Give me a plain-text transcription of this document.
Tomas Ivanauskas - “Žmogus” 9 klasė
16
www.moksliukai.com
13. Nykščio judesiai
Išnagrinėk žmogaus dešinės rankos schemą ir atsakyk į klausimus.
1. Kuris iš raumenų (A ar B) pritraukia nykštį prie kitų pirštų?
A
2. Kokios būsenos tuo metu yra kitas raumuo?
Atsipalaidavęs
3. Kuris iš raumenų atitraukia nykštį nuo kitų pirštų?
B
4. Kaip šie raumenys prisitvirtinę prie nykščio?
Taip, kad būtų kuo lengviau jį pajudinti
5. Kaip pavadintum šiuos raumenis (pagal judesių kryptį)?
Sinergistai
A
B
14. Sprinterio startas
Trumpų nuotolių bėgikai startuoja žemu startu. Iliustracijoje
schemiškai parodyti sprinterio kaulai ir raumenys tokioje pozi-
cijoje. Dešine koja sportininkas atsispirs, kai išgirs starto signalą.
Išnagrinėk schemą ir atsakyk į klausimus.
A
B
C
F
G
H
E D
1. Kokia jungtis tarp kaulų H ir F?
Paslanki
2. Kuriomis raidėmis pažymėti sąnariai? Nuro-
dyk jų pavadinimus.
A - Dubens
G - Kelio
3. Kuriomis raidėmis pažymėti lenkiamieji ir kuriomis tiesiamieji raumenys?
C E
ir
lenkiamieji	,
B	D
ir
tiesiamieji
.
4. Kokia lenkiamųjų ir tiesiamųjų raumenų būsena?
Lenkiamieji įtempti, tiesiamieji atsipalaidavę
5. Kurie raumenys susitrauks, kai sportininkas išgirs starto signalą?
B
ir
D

--

(Requirement): Extract every entry above as it appears.

(Reply):
Give me a plain-text transcription of this document.
Tomas Ivanauskas - “Žmogus” 9 klasė
16
www.moksliukai.com
13. Nykščio judesiai
Išnagrinėk žmogaus dešinės rankos schemą ir atsakyk į klausimus.
1. Kuris iš raumenų (A ar B) pritraukia nykštį prie kitų pirštų?
A
2. Kokios būsenos tuo metu yra kitas raumuo?
Atsipalaidavęs
3. Kuris iš raumenų atitraukia nykštį nuo kitų pirštų?
B
4. Kaip šie raumenys prisitvirtinę prie nykščio?
Taip, kad būtų kuo lengviau jį pajudinti
5. Kaip pavadintum šiuos raumenis (pagal judesių kryptį)?
Sinergistai
A
B
14. Sprinterio startas
Trumpų nuotolių bėgikai startuoja žemu startu. Iliustracijoje
schemiškai parodyti sprinterio kaulai ir raumenys tokioje pozi-
cijoje. Dešine koja sportininkas atsispirs, kai išgirs starto signalą.
Išnagrinėk schemą ir atsakyk į klausimus.
A
B
C
F
G
H
E D
1. Kokia jungtis tarp kaulų H ir F?
Paslanki
2. Kuriomis raidėmis pažymėti sąnariai? Nuro-
dyk jų pavadinimus.
A - Dubens
G - Kelio
3. Kuriomis raidėmis pažymėti lenkiamieji ir kuriomis tiesiamieji raumenys?
C E
ir
lenkiamieji	,
B	D
ir
tiesiamieji
.
4. Kokia lenkiamųjų ir tiesiamųjų raumenų būsena?
Lenkiamieji įtempti, tiesiamieji atsipalaidavę
5. Kurie raumenys susitrauks, kai sportininkas išgirs starto signalą?
B
ir
D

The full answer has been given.